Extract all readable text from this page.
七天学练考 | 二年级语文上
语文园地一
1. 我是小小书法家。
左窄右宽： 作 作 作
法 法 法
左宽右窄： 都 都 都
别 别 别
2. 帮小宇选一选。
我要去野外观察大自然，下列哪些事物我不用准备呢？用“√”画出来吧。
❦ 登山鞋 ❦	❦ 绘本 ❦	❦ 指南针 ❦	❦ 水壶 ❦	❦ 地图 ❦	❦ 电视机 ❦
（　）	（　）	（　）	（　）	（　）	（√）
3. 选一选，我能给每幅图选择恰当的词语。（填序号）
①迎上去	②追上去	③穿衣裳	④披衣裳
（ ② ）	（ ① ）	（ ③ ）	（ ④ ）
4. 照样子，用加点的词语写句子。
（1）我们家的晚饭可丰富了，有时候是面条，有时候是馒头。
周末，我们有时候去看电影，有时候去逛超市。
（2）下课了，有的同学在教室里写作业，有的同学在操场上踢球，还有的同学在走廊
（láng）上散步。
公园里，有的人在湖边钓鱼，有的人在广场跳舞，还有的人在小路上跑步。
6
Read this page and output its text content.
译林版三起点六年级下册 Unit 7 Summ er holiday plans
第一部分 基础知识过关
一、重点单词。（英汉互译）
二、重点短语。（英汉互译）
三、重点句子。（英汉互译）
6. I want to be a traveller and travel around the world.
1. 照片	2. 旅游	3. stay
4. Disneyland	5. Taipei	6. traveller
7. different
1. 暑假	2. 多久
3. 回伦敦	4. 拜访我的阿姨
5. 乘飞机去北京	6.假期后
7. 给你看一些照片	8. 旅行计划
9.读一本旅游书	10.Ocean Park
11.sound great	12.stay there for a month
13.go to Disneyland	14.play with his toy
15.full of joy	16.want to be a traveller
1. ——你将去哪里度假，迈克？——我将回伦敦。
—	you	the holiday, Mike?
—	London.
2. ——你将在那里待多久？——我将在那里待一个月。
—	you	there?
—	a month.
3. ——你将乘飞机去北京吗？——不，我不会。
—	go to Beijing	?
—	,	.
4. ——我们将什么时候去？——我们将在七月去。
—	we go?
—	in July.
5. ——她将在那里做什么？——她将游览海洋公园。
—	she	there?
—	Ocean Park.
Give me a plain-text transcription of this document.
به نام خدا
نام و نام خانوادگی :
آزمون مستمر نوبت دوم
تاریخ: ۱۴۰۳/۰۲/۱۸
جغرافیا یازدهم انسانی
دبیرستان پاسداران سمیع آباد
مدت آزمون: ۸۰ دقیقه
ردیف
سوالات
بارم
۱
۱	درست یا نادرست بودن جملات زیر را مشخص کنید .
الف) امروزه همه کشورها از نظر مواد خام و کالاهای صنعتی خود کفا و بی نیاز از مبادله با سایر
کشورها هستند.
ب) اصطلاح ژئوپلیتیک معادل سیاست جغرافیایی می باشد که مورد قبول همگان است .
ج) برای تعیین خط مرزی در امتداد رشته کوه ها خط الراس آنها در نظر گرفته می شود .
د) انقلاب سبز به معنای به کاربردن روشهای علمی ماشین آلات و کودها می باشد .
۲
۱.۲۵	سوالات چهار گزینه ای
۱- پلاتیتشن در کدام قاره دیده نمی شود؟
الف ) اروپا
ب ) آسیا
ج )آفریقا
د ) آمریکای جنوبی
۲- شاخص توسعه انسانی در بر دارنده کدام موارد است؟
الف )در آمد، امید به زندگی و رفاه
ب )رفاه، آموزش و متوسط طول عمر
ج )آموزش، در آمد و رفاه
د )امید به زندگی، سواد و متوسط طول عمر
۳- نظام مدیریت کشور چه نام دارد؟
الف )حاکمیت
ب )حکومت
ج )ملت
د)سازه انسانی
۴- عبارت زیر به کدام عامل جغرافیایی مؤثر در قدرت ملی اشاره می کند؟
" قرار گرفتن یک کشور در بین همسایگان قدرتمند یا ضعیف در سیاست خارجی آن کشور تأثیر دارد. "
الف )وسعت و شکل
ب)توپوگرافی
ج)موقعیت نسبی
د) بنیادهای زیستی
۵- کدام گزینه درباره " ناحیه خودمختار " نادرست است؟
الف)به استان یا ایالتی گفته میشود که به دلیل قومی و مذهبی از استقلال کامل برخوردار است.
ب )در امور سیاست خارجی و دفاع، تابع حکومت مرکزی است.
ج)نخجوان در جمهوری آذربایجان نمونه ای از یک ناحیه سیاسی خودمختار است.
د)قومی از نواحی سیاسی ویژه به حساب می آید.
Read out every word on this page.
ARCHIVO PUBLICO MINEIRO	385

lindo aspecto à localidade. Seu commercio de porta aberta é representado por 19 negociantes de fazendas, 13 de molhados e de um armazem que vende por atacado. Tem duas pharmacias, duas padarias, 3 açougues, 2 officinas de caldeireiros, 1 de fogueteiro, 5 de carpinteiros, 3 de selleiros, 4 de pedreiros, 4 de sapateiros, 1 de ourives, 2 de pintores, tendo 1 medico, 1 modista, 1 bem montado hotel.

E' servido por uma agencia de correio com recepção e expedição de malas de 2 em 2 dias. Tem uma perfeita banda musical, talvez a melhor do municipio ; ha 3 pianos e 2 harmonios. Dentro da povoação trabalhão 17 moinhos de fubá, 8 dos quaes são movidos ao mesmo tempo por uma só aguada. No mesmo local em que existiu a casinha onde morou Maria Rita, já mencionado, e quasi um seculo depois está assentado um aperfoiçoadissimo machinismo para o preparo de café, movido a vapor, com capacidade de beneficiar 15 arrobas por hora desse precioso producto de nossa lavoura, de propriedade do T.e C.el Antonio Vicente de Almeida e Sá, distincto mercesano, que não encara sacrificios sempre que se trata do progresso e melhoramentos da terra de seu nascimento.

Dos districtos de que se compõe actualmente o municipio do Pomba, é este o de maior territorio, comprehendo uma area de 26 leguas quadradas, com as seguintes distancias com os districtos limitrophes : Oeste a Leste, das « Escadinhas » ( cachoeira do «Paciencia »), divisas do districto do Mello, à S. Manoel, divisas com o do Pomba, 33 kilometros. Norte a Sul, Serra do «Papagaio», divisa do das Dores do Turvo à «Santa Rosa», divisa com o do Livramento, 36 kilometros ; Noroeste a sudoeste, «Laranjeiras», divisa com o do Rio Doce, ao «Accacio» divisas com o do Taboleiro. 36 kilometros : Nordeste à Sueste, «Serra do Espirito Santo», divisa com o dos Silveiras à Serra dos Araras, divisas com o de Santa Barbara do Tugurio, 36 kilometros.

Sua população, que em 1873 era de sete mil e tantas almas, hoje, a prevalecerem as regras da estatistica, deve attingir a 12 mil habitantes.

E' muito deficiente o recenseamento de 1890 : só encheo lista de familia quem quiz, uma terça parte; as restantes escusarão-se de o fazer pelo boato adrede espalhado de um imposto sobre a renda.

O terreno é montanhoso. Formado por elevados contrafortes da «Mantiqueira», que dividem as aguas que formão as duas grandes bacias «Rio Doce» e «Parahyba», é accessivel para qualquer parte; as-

→ GOAL OF THE EXERCISE
In the entries above, find each line with the string "there" and copy it.

→ THE COMPLETED TASK
11.sound great	12.stay there for a month
—	you	there?
—	she	there?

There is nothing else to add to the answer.